Copy every record exactly, and keep the pictures out.

--- MATERIAL TO PROCESS Enclosed Below ---

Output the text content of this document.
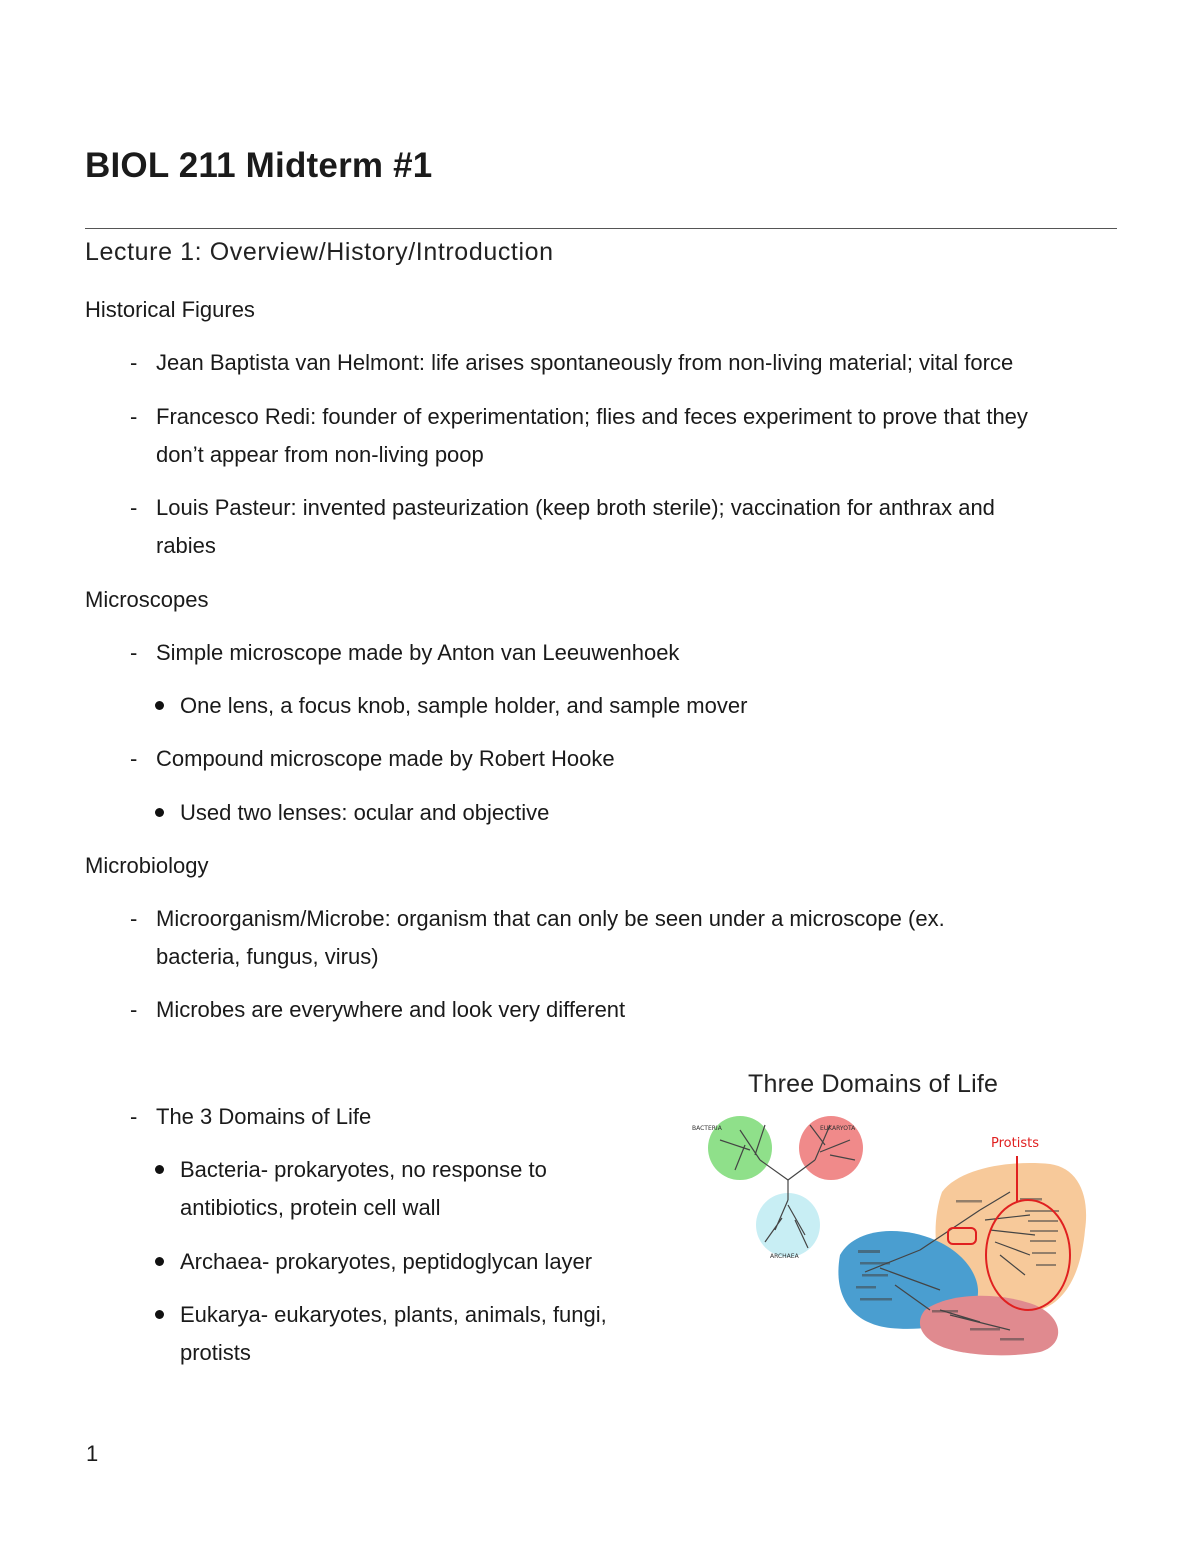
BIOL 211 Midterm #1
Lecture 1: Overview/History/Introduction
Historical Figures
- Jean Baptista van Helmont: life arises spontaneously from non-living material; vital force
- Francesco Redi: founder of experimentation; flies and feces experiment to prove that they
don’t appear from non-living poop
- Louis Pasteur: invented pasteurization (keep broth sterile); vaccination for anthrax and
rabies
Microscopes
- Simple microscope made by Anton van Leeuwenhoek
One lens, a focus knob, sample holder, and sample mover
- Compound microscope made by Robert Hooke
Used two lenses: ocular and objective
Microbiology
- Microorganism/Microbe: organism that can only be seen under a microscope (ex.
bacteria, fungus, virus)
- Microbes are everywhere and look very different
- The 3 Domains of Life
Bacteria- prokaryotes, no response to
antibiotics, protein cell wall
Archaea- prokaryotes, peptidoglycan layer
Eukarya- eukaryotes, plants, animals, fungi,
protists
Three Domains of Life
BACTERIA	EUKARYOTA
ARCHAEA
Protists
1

--- End of Enclosed MATERIAL TO PROCESS ---

**TASK ANSWER**
Output the text content of this document.
BIOL 211 Midterm #1
Lecture 1: Overview/History/Introduction
Historical Figures
- Jean Baptista van Helmont: life arises spontaneously from non-living material; vital force
- Francesco Redi: founder of experimentation; flies and feces experiment to prove that they
don’t appear from non-living poop
- Louis Pasteur: invented pasteurization (keep broth sterile); vaccination for anthrax and
rabies
Microscopes
- Simple microscope made by Anton van Leeuwenhoek
One lens, a focus knob, sample holder, and sample mover
- Compound microscope made by Robert Hooke
Used two lenses: ocular and objective
Microbiology
- Microorganism/Microbe: organism that can only be seen under a microscope (ex.
bacteria, fungus, virus)
- Microbes are everywhere and look very different
- The 3 Domains of Life
Bacteria- prokaryotes, no response to
antibiotics, protein cell wall
Archaea- prokaryotes, peptidoglycan layer
Eukarya- eukaryotes, plants, animals, fungi,
protists
Three Domains of Life
BACTERIA	EUKARYOTA
ARCHAEA
Protists
1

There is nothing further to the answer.